EXTRACTED MATERIAL –
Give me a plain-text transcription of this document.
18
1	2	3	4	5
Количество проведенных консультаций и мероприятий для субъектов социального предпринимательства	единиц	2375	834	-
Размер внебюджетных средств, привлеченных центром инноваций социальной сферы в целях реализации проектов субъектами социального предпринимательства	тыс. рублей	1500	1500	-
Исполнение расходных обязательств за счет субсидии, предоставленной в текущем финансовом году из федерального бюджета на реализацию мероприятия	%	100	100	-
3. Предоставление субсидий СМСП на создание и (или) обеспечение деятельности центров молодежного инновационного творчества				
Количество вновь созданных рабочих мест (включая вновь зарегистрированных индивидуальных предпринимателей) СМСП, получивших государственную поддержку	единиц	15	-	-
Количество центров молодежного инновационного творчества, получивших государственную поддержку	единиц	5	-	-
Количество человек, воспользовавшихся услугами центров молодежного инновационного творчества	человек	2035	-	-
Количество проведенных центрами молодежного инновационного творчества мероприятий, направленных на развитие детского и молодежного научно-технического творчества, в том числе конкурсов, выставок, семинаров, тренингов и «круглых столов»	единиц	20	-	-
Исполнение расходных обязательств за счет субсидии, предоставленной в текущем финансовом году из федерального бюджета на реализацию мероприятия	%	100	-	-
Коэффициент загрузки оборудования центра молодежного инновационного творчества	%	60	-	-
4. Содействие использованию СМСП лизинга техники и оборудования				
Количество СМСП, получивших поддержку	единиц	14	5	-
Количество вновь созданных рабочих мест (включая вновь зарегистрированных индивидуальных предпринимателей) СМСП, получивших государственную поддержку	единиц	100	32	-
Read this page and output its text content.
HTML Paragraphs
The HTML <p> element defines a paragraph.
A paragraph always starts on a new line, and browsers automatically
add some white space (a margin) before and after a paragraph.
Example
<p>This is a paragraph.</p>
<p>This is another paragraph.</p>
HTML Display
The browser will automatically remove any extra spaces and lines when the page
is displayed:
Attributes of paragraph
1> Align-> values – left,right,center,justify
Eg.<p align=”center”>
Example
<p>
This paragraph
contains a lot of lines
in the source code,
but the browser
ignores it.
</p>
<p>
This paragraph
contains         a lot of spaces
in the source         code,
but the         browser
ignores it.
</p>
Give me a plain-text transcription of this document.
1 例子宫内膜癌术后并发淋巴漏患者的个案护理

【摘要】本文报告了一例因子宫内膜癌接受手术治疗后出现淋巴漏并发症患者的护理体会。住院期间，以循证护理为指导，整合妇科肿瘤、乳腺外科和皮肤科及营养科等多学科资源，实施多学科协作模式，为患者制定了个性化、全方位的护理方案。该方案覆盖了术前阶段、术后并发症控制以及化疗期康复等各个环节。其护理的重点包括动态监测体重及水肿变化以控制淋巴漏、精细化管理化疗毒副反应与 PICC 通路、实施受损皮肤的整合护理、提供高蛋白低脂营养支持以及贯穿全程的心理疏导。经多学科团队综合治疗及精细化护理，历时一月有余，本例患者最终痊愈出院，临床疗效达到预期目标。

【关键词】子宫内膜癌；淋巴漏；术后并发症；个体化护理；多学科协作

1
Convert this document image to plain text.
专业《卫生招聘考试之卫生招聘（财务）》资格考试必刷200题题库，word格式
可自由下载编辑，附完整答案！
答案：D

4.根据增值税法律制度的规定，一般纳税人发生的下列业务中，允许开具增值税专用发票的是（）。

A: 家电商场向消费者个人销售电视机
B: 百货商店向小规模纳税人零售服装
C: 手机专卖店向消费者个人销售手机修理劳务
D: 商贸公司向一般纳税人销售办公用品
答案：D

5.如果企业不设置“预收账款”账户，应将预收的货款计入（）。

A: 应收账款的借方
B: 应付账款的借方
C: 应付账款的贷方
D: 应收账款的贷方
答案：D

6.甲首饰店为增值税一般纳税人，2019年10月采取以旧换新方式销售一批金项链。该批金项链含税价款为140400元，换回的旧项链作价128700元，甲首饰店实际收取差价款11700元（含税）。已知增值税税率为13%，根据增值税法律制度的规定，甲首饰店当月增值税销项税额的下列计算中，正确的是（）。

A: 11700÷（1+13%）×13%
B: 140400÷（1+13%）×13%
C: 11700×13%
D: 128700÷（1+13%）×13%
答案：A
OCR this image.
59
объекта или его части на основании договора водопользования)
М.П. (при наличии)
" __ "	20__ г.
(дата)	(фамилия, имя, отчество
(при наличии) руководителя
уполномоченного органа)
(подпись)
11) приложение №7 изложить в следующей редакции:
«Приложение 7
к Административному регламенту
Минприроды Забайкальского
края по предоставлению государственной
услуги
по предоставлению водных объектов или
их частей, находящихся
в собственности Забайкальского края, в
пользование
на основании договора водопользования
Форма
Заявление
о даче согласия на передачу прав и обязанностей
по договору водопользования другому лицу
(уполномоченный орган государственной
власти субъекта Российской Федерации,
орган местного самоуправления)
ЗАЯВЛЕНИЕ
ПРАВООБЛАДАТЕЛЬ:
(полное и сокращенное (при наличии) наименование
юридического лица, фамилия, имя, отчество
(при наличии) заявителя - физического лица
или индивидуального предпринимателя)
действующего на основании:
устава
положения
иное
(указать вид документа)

PROBLEM – Scan the entries above. Copy each line that has the string "текущем".

SOLUTION TO THIS TASK –
Исполнение расходных обязательств за счет субсидии, предоставленной в текущем финансовом году из федерального бюджета на реализацию мероприятия	%	100	100	-
Исполнение расходных обязательств за счет субсидии, предоставленной в текущем финансовом году из федерального бюджета на реализацию мероприятия	%	100	-	-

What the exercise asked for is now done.